**Source material**.
:::

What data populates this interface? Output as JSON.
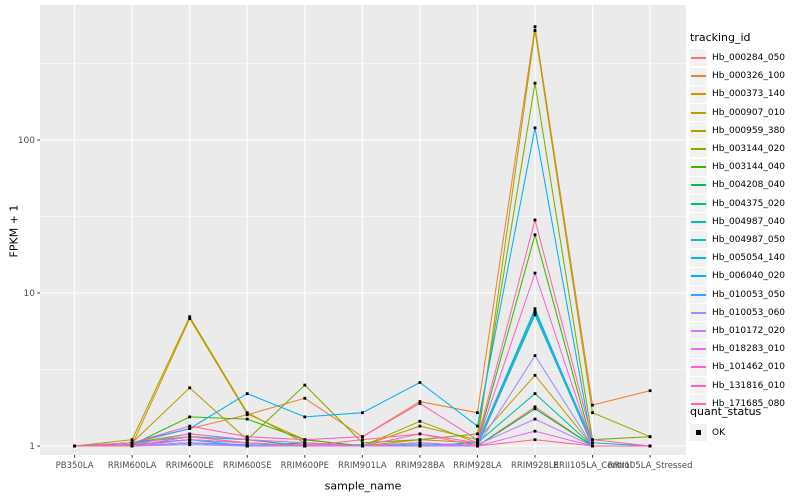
{
  "chart_data": {
    "type": "line",
    "title": "",
    "xlabel": "sample_name",
    "ylabel": "FPKM + 1",
    "y_scale": "log10",
    "grid": true,
    "panel_bg": "#EBEBEB",
    "grid_color": "#FFFFFF",
    "tick_color": "#333333",
    "tick_label_color": "#4D4D4D",
    "point_color": "#000000",
    "point_shape": "square",
    "y_ticks": [
      "1",
      "10",
      "100"
    ],
    "y_tick_values": [
      1,
      10,
      100
    ],
    "y_minor_values": [
      3.162,
      31.62,
      316.2
    ],
    "ylim": [
      0.87,
      760
    ],
    "categories": [
      "PB350LA",
      "RRIM600LA",
      "RRIM600LE",
      "RRIM600SE",
      "RRIM600PE",
      "RRIM901LA",
      "RRIM928BA",
      "RRIM928LA",
      "RRIM928LE",
      "RRII105LA_Control",
      "RRII105LA_Stressed"
    ],
    "legend": {
      "color_title": "tracking_id",
      "shape_title": "quant_status",
      "shape_entries": [
        {
          "label": "OK"
        }
      ]
    },
    "series": [
      {
        "name": "Hb_000284_050",
        "color": "#F8766D",
        "values": [
          1,
          1,
          1.05,
          1,
          1,
          1,
          1,
          1,
          1.8,
          1,
          1
        ]
      },
      {
        "name": "Hb_000326_100",
        "color": "#EA8331",
        "values": [
          1,
          1.05,
          1.3,
          1.6,
          2.05,
          1.15,
          1.95,
          1.65,
          550,
          1.85,
          2.3
        ]
      },
      {
        "name": "Hb_000373_140",
        "color": "#D89000",
        "values": [
          1,
          1.02,
          6.8,
          1.62,
          1.1,
          1,
          1.1,
          1.05,
          7.5,
          1,
          1
        ]
      },
      {
        "name": "Hb_000907_010",
        "color": "#C09B00",
        "values": [
          1,
          1.05,
          2.4,
          1.1,
          1,
          1,
          1.35,
          1.1,
          2.9,
          1,
          1
        ]
      },
      {
        "name": "Hb_000959_380",
        "color": "#A3A500",
        "values": [
          1,
          1.1,
          7.0,
          1.65,
          1.05,
          1,
          1.45,
          1.05,
          520,
          1.65,
          1.15
        ]
      },
      {
        "name": "Hb_003144_020",
        "color": "#7CAE00",
        "values": [
          1,
          1.05,
          1.2,
          1.1,
          2.5,
          1.05,
          1.1,
          1.2,
          235,
          1.1,
          1.15
        ]
      },
      {
        "name": "Hb_003144_040",
        "color": "#39B600",
        "values": [
          1,
          1.02,
          1.55,
          1.5,
          1.1,
          1,
          1,
          1.05,
          24,
          1,
          1
        ]
      },
      {
        "name": "Hb_004208_040",
        "color": "#00BB4E",
        "values": [
          1,
          1,
          1.05,
          1,
          1.05,
          1,
          1,
          1,
          1.75,
          1,
          1
        ]
      },
      {
        "name": "Hb_004375_020",
        "color": "#00BF7D",
        "values": [
          1,
          1.02,
          1.1,
          1.05,
          1,
          1,
          1.05,
          1,
          7.2,
          1,
          1
        ]
      },
      {
        "name": "Hb_004987_040",
        "color": "#00C1A3",
        "values": [
          1,
          1,
          1.05,
          1,
          1,
          1.02,
          1,
          1.05,
          2.2,
          1,
          1
        ]
      },
      {
        "name": "Hb_004987_050",
        "color": "#00BFC4",
        "values": [
          1,
          1.05,
          1.15,
          1.1,
          1,
          1,
          1.05,
          1,
          7.6,
          1.05,
          1
        ]
      },
      {
        "name": "Hb_005054_140",
        "color": "#00BAE0",
        "values": [
          1,
          1.02,
          1.1,
          1,
          1.02,
          1,
          1,
          1.05,
          7.9,
          1,
          1
        ]
      },
      {
        "name": "Hb_006040_020",
        "color": "#00B0F6",
        "values": [
          1,
          1.05,
          1.3,
          2.2,
          1.55,
          1.65,
          2.6,
          1.35,
          120,
          1,
          1
        ]
      },
      {
        "name": "Hb_010053_050",
        "color": "#35A2FF",
        "values": [
          1,
          1,
          1.05,
          1.02,
          1,
          1,
          1.02,
          1,
          7.4,
          1,
          1
        ]
      },
      {
        "name": "Hb_010053_060",
        "color": "#9590FF",
        "values": [
          1,
          1,
          1.02,
          1,
          1,
          1,
          1,
          1,
          3.9,
          1,
          1
        ]
      },
      {
        "name": "Hb_010172_020",
        "color": "#C77CFF",
        "values": [
          1,
          1,
          1.05,
          1,
          1.02,
          1,
          1,
          1.02,
          1.5,
          1,
          1
        ]
      },
      {
        "name": "Hb_018283_010",
        "color": "#E76BF3",
        "values": [
          1,
          1,
          1.1,
          1.05,
          1,
          1,
          1.05,
          1,
          1.25,
          1,
          1
        ]
      },
      {
        "name": "Hb_101462_010",
        "color": "#FA62DB",
        "values": [
          1,
          1.02,
          1.2,
          1.1,
          1.05,
          1,
          1.2,
          1.05,
          13.5,
          1,
          1
        ]
      },
      {
        "name": "Hb_131816_010",
        "color": "#FF62BC",
        "values": [
          1,
          1.05,
          1.35,
          1.15,
          1.1,
          1.15,
          1.9,
          1.1,
          30,
          1.1,
          1
        ]
      },
      {
        "name": "Hb_171685_080",
        "color": "#FF6A98",
        "values": [
          1,
          1,
          1.15,
          1.05,
          1,
          1.1,
          1.2,
          1,
          1.1,
          1,
          1
        ]
      }
    ]
  }
}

:::

**What the task requires**.
Above are records to transcribe exactly; leave their pictures out.

**Exercise answer**.
What data populates this interface? Output as JSON.
{
  "chart_data": {
    "type": "line",
    "title": "",
    "xlabel": "sample_name",
    "ylabel": "FPKM + 1",
    "y_scale": "log10",
    "grid": true,
    "panel_bg": "#EBEBEB",
    "grid_color": "#FFFFFF",
    "tick_color": "#333333",
    "tick_label_color": "#4D4D4D",
    "point_color": "#000000",
    "point_shape": "square",
    "y_ticks": [
      "1",
      "10",
      "100"
    ],
    "y_tick_values": [
      1,
      10,
      100
    ],
    "y_minor_values": [
      3.162,
      31.62,
      316.2
    ],
    "ylim": [
      0.87,
      760
    ],
    "categories": [
      "PB350LA",
      "RRIM600LA",
      "RRIM600LE",
      "RRIM600SE",
      "RRIM600PE",
      "RRIM901LA",
      "RRIM928BA",
      "RRIM928LA",
      "RRIM928LE",
      "RRII105LA_Control",
      "RRII105LA_Stressed"
    ],
    "legend": {
      "color_title": "tracking_id",
      "shape_title": "quant_status",
      "shape_entries": [
        {
          "label": "OK"
        }
      ]
    },
    "series": [
      {
        "name": "Hb_000284_050",
        "color": "#F8766D",
        "values": [
          1,
          1,
          1.05,
          1,
          1,
          1,
          1,
          1,
          1.8,
          1,
          1
        ]
      },
      {
        "name": "Hb_000326_100",
        "color": "#EA8331",
        "values": [
          1,
          1.05,
          1.3,
          1.6,
          2.05,
          1.15,
          1.95,
          1.65,
          550,
          1.85,
          2.3
        ]
      },
      {
        "name": "Hb_000373_140",
        "color": "#D89000",
        "values": [
          1,
          1.02,
          6.8,
          1.62,
          1.1,
          1,
          1.1,
          1.05,
          7.5,
          1,
          1
        ]
      },
      {
        "name": "Hb_000907_010",
        "color": "#C09B00",
        "values": [
          1,
          1.05,
          2.4,
          1.1,
          1,
          1,
          1.35,
          1.1,
          2.9,
          1,
          1
        ]
      },
      {
        "name": "Hb_000959_380",
        "color": "#A3A500",
        "values": [
          1,
          1.1,
          7.0,
          1.65,
          1.05,
          1,
          1.45,
          1.05,
          520,
          1.65,
          1.15
        ]
      },
      {
        "name": "Hb_003144_020",
        "color": "#7CAE00",
        "values": [
          1,
          1.05,
          1.2,
          1.1,
          2.5,
          1.05,
          1.1,
          1.2,
          235,
          1.1,
          1.15
        ]
      },
      {
        "name": "Hb_003144_040",
        "color": "#39B600",
        "values": [
          1,
          1.02,
          1.55,
          1.5,
          1.1,
          1,
          1,
          1.05,
          24,
          1,
          1
        ]
      },
      {
        "name": "Hb_004208_040",
        "color": "#00BB4E",
        "values": [
          1,
          1,
          1.05,
          1,
          1.05,
          1,
          1,
          1,
          1.75,
          1,
          1
        ]
      },
      {
        "name": "Hb_004375_020",
        "color": "#00BF7D",
        "values": [
          1,
          1.02,
          1.1,
          1.05,
          1,
          1,
          1.05,
          1,
          7.2,
          1,
          1
        ]
      },
      {
        "name": "Hb_004987_040",
        "color": "#00C1A3",
        "values": [
          1,
          1,
          1.05,
          1,
          1,
          1.02,
          1,
          1.05,
          2.2,
          1,
          1
        ]
      },
      {
        "name": "Hb_004987_050",
        "color": "#00BFC4",
        "values": [
          1,
          1.05,
          1.15,
          1.1,
          1,
          1,
          1.05,
          1,
          7.6,
          1.05,
          1
        ]
      },
      {
        "name": "Hb_005054_140",
        "color": "#00BAE0",
        "values": [
          1,
          1.02,
          1.1,
          1,
          1.02,
          1,
          1,
          1.05,
          7.9,
          1,
          1
        ]
      },
      {
        "name": "Hb_006040_020",
        "color": "#00B0F6",
        "values": [
          1,
          1.05,
          1.3,
          2.2,
          1.55,
          1.65,
          2.6,
          1.35,
          120,
          1,
          1
        ]
      },
      {
        "name": "Hb_010053_050",
        "color": "#35A2FF",
        "values": [
          1,
          1,
          1.05,
          1.02,
          1,
          1,
          1.02,
          1,
          7.4,
          1,
          1
        ]
      },
      {
        "name": "Hb_010053_060",
        "color": "#9590FF",
        "values": [
          1,
          1,
          1.02,
          1,
          1,
          1,
          1,
          1,
          3.9,
          1,
          1
        ]
      },
      {
        "name": "Hb_010172_020",
        "color": "#C77CFF",
        "values": [
          1,
          1,
          1.05,
          1,
          1.02,
          1,
          1,
          1.02,
          1.5,
          1,
          1
        ]
      },
      {
        "name": "Hb_018283_010",
        "color": "#E76BF3",
        "values": [
          1,
          1,
          1.1,
          1.05,
          1,
          1,
          1.05,
          1,
          1.25,
          1,
          1
        ]
      },
      {
        "name": "Hb_101462_010",
        "color": "#FA62DB",
        "values": [
          1,
          1.02,
          1.2,
          1.1,
          1.05,
          1,
          1.2,
          1.05,
          13.5,
          1,
          1
        ]
      },
      {
        "name": "Hb_131816_010",
        "color": "#FF62BC",
        "values": [
          1,
          1.05,
          1.35,
          1.15,
          1.1,
          1.15,
          1.9,
          1.1,
          30,
          1.1,
          1
        ]
      },
      {
        "name": "Hb_171685_080",
        "color": "#FF6A98",
        "values": [
          1,
          1,
          1.15,
          1.05,
          1,
          1.1,
          1.2,
          1,
          1.1,
          1,
          1
        ]
      }
    ]
  }
}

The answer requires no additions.